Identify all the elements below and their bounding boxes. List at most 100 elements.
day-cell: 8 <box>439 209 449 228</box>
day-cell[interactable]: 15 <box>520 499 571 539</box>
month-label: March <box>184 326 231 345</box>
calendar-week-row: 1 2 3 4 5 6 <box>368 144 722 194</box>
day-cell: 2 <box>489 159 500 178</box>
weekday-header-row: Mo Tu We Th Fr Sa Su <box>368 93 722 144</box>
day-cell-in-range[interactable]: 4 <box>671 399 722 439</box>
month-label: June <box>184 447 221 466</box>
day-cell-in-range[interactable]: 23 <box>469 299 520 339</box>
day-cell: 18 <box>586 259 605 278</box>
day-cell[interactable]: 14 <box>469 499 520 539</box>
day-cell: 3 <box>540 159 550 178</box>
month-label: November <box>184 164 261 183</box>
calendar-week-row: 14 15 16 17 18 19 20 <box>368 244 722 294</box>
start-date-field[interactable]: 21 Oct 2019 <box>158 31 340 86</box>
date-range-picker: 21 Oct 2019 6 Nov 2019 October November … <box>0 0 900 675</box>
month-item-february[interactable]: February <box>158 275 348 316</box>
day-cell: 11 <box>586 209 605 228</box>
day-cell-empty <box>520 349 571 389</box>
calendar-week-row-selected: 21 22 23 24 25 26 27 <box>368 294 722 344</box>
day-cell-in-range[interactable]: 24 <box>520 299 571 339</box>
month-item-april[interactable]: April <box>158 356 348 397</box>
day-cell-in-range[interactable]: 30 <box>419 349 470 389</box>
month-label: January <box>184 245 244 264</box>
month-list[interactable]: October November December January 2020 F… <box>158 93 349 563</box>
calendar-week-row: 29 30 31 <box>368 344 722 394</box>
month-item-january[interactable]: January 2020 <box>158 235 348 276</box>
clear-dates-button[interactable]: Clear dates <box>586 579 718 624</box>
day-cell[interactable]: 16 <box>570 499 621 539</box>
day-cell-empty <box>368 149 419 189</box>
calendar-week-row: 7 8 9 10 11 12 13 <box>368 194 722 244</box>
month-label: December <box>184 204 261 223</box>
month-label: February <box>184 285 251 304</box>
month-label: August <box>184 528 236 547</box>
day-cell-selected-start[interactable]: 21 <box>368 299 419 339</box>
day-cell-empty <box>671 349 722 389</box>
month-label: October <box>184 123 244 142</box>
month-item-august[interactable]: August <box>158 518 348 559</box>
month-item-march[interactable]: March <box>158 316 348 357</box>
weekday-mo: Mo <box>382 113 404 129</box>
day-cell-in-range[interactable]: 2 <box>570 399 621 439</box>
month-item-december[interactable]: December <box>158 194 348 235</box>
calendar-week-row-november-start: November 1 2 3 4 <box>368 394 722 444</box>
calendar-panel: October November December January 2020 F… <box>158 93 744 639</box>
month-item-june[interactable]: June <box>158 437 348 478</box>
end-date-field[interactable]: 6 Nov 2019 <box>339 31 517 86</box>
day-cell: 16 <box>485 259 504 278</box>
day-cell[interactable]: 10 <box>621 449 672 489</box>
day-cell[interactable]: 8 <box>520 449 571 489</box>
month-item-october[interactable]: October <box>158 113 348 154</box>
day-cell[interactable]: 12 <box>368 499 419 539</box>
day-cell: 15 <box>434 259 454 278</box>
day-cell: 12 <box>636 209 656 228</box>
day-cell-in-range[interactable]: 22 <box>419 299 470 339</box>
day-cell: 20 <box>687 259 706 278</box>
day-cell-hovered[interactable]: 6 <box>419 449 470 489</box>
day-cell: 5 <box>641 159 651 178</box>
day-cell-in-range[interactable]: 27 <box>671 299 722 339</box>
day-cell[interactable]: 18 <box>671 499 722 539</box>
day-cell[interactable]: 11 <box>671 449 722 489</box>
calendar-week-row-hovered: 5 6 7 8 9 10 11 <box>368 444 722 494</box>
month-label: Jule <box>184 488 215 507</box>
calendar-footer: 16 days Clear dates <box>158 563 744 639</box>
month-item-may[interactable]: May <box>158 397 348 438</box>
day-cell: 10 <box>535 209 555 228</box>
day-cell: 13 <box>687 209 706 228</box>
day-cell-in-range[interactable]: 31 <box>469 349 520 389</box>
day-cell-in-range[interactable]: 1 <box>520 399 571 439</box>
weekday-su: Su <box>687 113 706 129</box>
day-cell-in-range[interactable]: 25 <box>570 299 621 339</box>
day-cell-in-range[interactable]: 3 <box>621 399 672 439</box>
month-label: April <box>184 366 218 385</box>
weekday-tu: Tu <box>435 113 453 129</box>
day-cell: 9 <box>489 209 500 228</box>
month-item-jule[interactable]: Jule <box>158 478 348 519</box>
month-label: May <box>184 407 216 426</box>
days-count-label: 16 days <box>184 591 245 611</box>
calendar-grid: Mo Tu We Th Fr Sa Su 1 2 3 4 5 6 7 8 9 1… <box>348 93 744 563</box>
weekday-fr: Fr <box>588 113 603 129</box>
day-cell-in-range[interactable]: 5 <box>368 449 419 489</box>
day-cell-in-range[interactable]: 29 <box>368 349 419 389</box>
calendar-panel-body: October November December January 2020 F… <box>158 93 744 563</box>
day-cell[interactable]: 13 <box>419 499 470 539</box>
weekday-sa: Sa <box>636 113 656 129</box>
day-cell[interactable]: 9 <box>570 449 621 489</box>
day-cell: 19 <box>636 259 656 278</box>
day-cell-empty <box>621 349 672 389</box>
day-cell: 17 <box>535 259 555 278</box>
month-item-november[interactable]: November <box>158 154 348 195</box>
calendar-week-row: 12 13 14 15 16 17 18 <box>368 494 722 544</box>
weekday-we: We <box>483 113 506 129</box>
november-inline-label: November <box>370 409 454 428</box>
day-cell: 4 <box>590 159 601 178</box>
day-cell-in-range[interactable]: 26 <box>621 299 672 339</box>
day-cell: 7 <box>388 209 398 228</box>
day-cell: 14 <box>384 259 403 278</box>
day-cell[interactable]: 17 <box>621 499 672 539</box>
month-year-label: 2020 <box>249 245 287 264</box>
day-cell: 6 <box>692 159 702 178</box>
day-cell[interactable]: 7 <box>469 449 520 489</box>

What to work on ->
Repeat all of the lines above exactly as they appear.

Task output ->
Identify all the elements below and their bounding boxes. List at most 100 elements.
day-cell: 8 <box>439 209 449 228</box>
day-cell[interactable]: 15 <box>520 499 571 539</box>
month-label: March <box>184 326 231 345</box>
calendar-week-row: 1 2 3 4 5 6 <box>368 144 722 194</box>
day-cell: 2 <box>489 159 500 178</box>
weekday-header-row: Mo Tu We Th Fr Sa Su <box>368 93 722 144</box>
day-cell-in-range[interactable]: 4 <box>671 399 722 439</box>
month-label: June <box>184 447 221 466</box>
day-cell-in-range[interactable]: 23 <box>469 299 520 339</box>
day-cell: 18 <box>586 259 605 278</box>
day-cell[interactable]: 14 <box>469 499 520 539</box>
day-cell: 3 <box>540 159 550 178</box>
month-label: November <box>184 164 261 183</box>
calendar-week-row: 14 15 16 17 18 19 20 <box>368 244 722 294</box>
start-date-field[interactable]: 21 Oct 2019 <box>158 31 340 86</box>
date-range-picker: 21 Oct 2019 6 Nov 2019 October November … <box>0 0 900 675</box>
month-item-february[interactable]: February <box>158 275 348 316</box>
day-cell: 11 <box>586 209 605 228</box>
day-cell-empty <box>520 349 571 389</box>
calendar-week-row-selected: 21 22 23 24 25 26 27 <box>368 294 722 344</box>
day-cell-in-range[interactable]: 24 <box>520 299 571 339</box>
month-item-april[interactable]: April <box>158 356 348 397</box>
day-cell-in-range[interactable]: 30 <box>419 349 470 389</box>
month-label: January <box>184 245 244 264</box>
month-list[interactable]: October November December January 2020 F… <box>158 93 349 563</box>
calendar-week-row: 29 30 31 <box>368 344 722 394</box>
month-item-january[interactable]: January 2020 <box>158 235 348 276</box>
clear-dates-button[interactable]: Clear dates <box>586 579 718 624</box>
day-cell[interactable]: 16 <box>570 499 621 539</box>
day-cell-empty <box>368 149 419 189</box>
calendar-week-row: 7 8 9 10 11 12 13 <box>368 194 722 244</box>
month-label: December <box>184 204 261 223</box>
month-label: February <box>184 285 251 304</box>
month-label: August <box>184 528 236 547</box>
day-cell-selected-start[interactable]: 21 <box>368 299 419 339</box>
day-cell-empty <box>671 349 722 389</box>
month-label: October <box>184 123 244 142</box>
month-item-august[interactable]: August <box>158 518 348 559</box>
month-item-march[interactable]: March <box>158 316 348 357</box>
weekday-mo: Mo <box>382 113 404 129</box>
day-cell-in-range[interactable]: 2 <box>570 399 621 439</box>
month-item-december[interactable]: December <box>158 194 348 235</box>
calendar-week-row-november-start: November 1 2 3 4 <box>368 394 722 444</box>
calendar-panel: October November December January 2020 F… <box>158 93 744 639</box>
month-item-june[interactable]: June <box>158 437 348 478</box>
end-date-field[interactable]: 6 Nov 2019 <box>339 31 517 86</box>
day-cell: 16 <box>485 259 504 278</box>
day-cell[interactable]: 10 <box>621 449 672 489</box>
day-cell[interactable]: 8 <box>520 449 571 489</box>
month-item-october[interactable]: October <box>158 113 348 154</box>
day-cell[interactable]: 12 <box>368 499 419 539</box>
day-cell: 15 <box>434 259 454 278</box>
day-cell: 12 <box>636 209 656 228</box>
day-cell-in-range[interactable]: 22 <box>419 299 470 339</box>
day-cell: 20 <box>687 259 706 278</box>
day-cell-hovered[interactable]: 6 <box>419 449 470 489</box>
day-cell: 5 <box>641 159 651 178</box>
day-cell-in-range[interactable]: 27 <box>671 299 722 339</box>
day-cell[interactable]: 18 <box>671 499 722 539</box>
day-cell[interactable]: 11 <box>671 449 722 489</box>
calendar-week-row-hovered: 5 6 7 8 9 10 11 <box>368 444 722 494</box>
month-label: Jule <box>184 488 215 507</box>
calendar-footer: 16 days Clear dates <box>158 563 744 639</box>
month-item-may[interactable]: May <box>158 397 348 438</box>
day-cell: 10 <box>535 209 555 228</box>
day-cell: 13 <box>687 209 706 228</box>
day-cell-in-range[interactable]: 31 <box>469 349 520 389</box>
day-cell-in-range[interactable]: 1 <box>520 399 571 439</box>
weekday-su: Su <box>687 113 706 129</box>
day-cell-in-range[interactable]: 25 <box>570 299 621 339</box>
day-cell-in-range[interactable]: 3 <box>621 399 672 439</box>
month-label: April <box>184 366 218 385</box>
weekday-tu: Tu <box>435 113 453 129</box>
day-cell: 9 <box>489 209 500 228</box>
month-item-jule[interactable]: Jule <box>158 478 348 519</box>
month-label: May <box>184 407 216 426</box>
days-count-label: 16 days <box>184 591 245 611</box>
calendar-grid: Mo Tu We Th Fr Sa Su 1 2 3 4 5 6 7 8 9 1… <box>348 93 744 563</box>
weekday-fr: Fr <box>588 113 603 129</box>
day-cell-in-range[interactable]: 5 <box>368 449 419 489</box>
day-cell-in-range[interactable]: 29 <box>368 349 419 389</box>
calendar-panel-body: October November December January 2020 F… <box>158 93 744 563</box>
day-cell[interactable]: 13 <box>419 499 470 539</box>
weekday-sa: Sa <box>636 113 656 129</box>
day-cell[interactable]: 9 <box>570 449 621 489</box>
day-cell: 19 <box>636 259 656 278</box>
day-cell-empty <box>621 349 672 389</box>
day-cell: 17 <box>535 259 555 278</box>
month-item-november[interactable]: November <box>158 154 348 195</box>
calendar-week-row: 12 13 14 15 16 17 18 <box>368 494 722 544</box>
weekday-we: We <box>483 113 506 129</box>
november-inline-label: November <box>370 409 454 428</box>
day-cell: 4 <box>590 159 601 178</box>
day-cell-in-range[interactable]: 26 <box>621 299 672 339</box>
day-cell: 7 <box>388 209 398 228</box>
day-cell: 14 <box>384 259 403 278</box>
day-cell[interactable]: 17 <box>621 499 672 539</box>
month-year-label: 2020 <box>249 245 287 264</box>
day-cell: 6 <box>692 159 702 178</box>
day-cell[interactable]: 7 <box>469 449 520 489</box>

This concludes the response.